(Extracted data entries)
□ □ □ □
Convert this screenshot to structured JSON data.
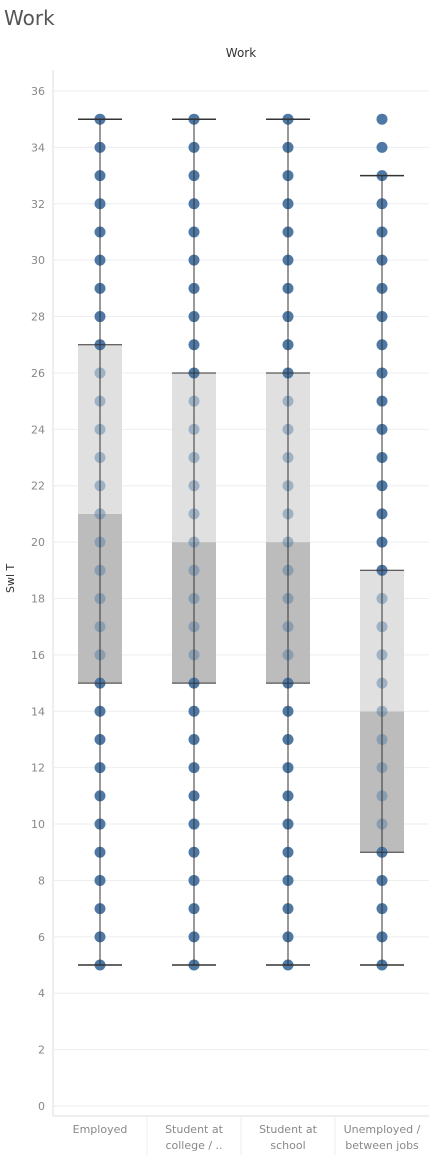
{
  "sheet_title": "Work",
  "chart_data": {
    "type": "box-plot",
    "title": "Work",
    "ylabel": "Swl T",
    "ylim": [
      0,
      36
    ],
    "yticks": [
      0,
      2,
      4,
      6,
      8,
      10,
      12,
      14,
      16,
      18,
      20,
      22,
      24,
      26,
      28,
      30,
      32,
      34,
      36
    ],
    "grid": true,
    "categories": [
      {
        "label_lines": [
          "Employed"
        ],
        "min": 5,
        "q1": 15,
        "median": 21,
        "q3": 27,
        "max": 35,
        "points": [
          5,
          6,
          7,
          8,
          9,
          10,
          11,
          12,
          13,
          14,
          15,
          16,
          17,
          18,
          19,
          20,
          21,
          22,
          23,
          24,
          25,
          26,
          27,
          28,
          29,
          30,
          31,
          32,
          33,
          34,
          35
        ]
      },
      {
        "label_lines": [
          "Student at",
          "college / .."
        ],
        "min": 5,
        "q1": 15,
        "median": 20,
        "q3": 26,
        "max": 35,
        "points": [
          5,
          6,
          7,
          8,
          9,
          10,
          11,
          12,
          13,
          14,
          15,
          16,
          17,
          18,
          19,
          20,
          21,
          22,
          23,
          24,
          25,
          26,
          27,
          28,
          29,
          30,
          31,
          32,
          33,
          34,
          35
        ]
      },
      {
        "label_lines": [
          "Student at",
          "school"
        ],
        "min": 5,
        "q1": 15,
        "median": 20,
        "q3": 26,
        "max": 35,
        "points": [
          5,
          6,
          7,
          8,
          9,
          10,
          11,
          12,
          13,
          14,
          15,
          16,
          17,
          18,
          19,
          20,
          21,
          22,
          23,
          24,
          25,
          26,
          27,
          28,
          29,
          30,
          31,
          32,
          33,
          34,
          35
        ]
      },
      {
        "label_lines": [
          "Unemployed /",
          "between jobs"
        ],
        "min": 5,
        "q1": 9,
        "median": 14,
        "q3": 19,
        "max": 33,
        "points": [
          5,
          6,
          7,
          8,
          9,
          10,
          11,
          12,
          13,
          14,
          15,
          16,
          17,
          18,
          19,
          20,
          21,
          22,
          23,
          24,
          25,
          26,
          27,
          28,
          29,
          30,
          31,
          32,
          33,
          34,
          35
        ]
      }
    ],
    "colors": {
      "point": "#4e79a7",
      "box_lower": "#bcbcbc",
      "box_upper": "#e0e0e0",
      "whisker": "#333333",
      "gridline": "#eeeeee"
    }
  }
}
□ □ □ □
Copy and report every line where the word "median" is present.

=== SOLUTION ===
        "median": 21,
        "median": 20,
        "median": 20,
        "median": 14,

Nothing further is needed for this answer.